A run of records:
—————

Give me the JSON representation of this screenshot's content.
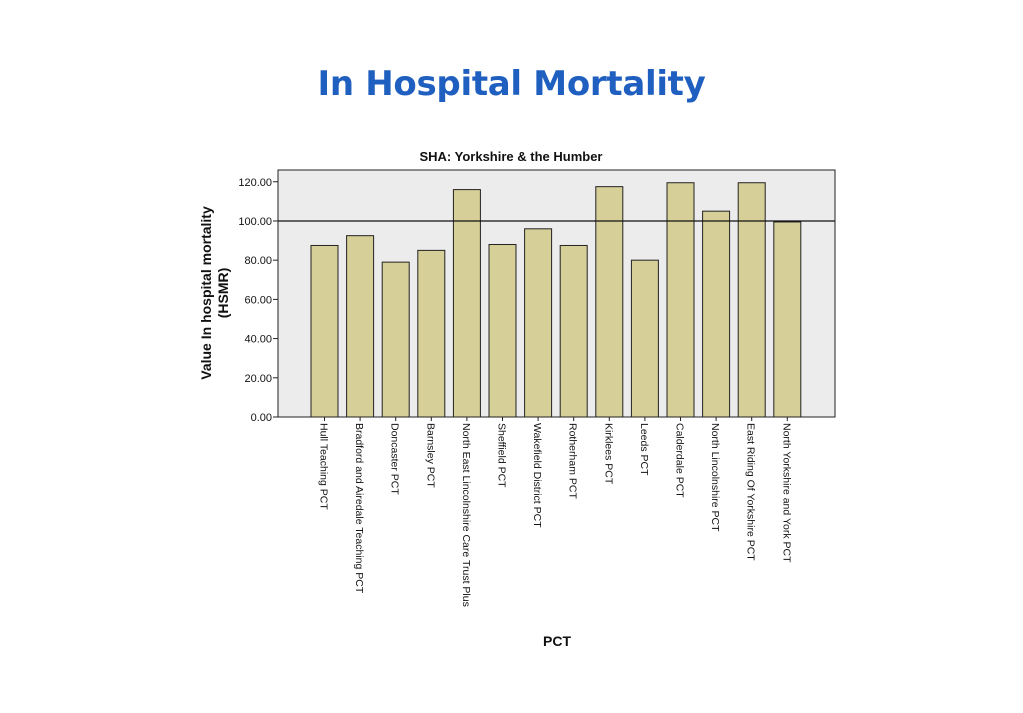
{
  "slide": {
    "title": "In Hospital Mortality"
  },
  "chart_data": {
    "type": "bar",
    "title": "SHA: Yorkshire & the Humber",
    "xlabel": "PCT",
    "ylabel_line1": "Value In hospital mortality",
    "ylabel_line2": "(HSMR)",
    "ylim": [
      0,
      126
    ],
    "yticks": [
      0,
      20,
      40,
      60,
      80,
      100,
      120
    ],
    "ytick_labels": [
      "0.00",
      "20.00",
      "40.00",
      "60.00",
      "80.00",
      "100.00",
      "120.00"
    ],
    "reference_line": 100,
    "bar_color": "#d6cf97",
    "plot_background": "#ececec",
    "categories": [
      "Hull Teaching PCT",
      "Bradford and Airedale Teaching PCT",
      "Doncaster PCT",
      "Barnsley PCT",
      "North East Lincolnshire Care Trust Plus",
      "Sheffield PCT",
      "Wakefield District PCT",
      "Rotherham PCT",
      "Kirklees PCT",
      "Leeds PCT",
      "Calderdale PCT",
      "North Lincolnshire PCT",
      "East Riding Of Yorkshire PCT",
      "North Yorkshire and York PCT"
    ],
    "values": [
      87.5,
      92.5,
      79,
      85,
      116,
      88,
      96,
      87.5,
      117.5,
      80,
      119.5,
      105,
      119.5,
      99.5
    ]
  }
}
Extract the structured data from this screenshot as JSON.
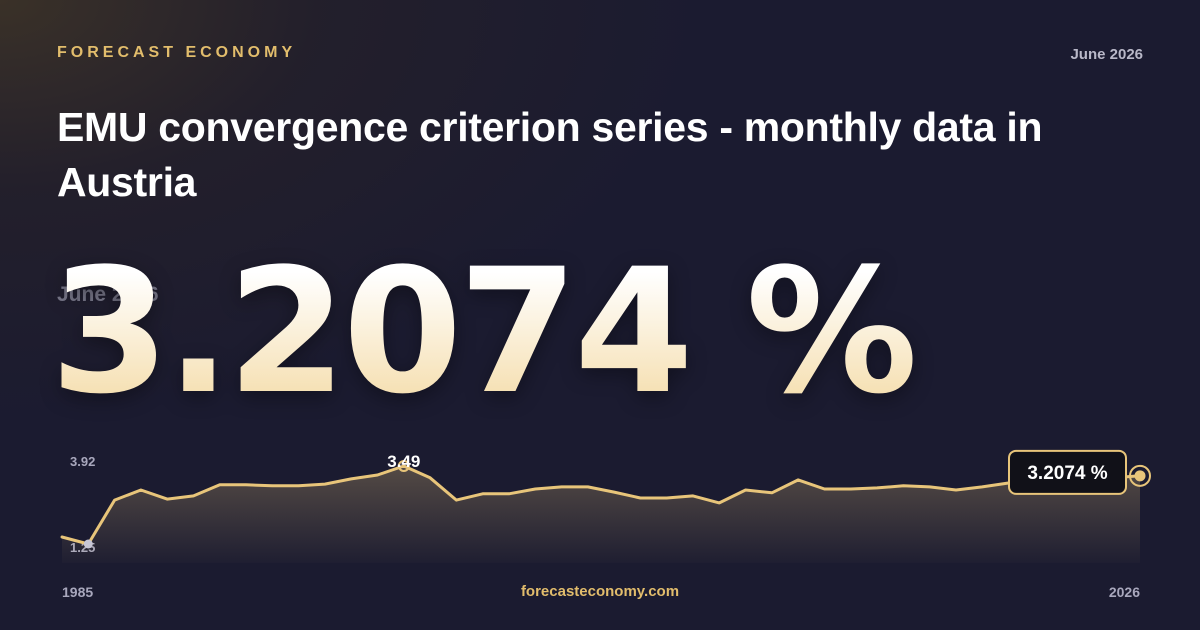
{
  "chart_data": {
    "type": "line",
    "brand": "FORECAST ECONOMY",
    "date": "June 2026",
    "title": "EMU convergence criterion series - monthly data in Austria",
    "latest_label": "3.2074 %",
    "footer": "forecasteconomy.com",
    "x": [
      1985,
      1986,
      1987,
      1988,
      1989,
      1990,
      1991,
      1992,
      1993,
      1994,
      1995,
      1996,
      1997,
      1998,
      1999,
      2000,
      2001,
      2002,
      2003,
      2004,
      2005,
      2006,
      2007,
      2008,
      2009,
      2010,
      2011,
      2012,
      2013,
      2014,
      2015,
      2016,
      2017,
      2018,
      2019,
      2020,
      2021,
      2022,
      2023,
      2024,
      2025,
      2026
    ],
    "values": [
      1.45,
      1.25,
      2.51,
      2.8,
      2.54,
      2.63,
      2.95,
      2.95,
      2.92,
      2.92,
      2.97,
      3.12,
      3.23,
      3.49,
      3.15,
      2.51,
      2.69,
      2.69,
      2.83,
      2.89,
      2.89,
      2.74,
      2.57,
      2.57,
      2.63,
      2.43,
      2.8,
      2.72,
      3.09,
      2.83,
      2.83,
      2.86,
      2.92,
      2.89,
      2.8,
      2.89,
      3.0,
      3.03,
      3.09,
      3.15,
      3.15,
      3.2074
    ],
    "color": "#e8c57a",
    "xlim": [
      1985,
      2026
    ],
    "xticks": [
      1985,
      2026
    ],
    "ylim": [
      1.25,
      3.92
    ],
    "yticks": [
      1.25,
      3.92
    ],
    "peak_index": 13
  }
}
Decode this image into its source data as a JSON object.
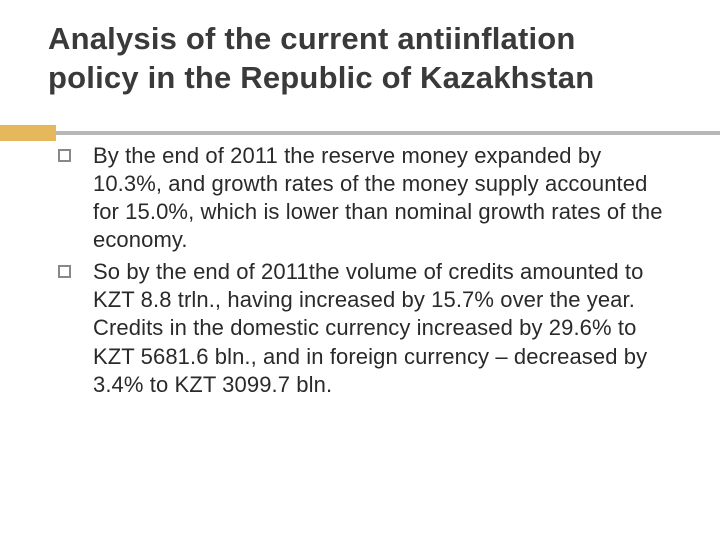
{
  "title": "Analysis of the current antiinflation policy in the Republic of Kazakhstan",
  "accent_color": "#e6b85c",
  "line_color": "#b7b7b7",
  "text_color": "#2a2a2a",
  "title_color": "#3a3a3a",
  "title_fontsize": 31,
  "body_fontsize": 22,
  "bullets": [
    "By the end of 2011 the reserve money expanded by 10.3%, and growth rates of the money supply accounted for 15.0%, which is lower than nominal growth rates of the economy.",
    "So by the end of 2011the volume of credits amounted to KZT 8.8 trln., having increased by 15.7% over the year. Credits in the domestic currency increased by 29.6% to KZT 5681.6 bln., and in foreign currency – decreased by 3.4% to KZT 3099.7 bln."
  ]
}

—————

▶ [Requirement]:
From the listing above, collect every line that mentions the word "East".

▶ [Solution to this problem]:
      "North East Lincolnshire Care Trust Plus",
      "East Riding Of Yorkshire PCT",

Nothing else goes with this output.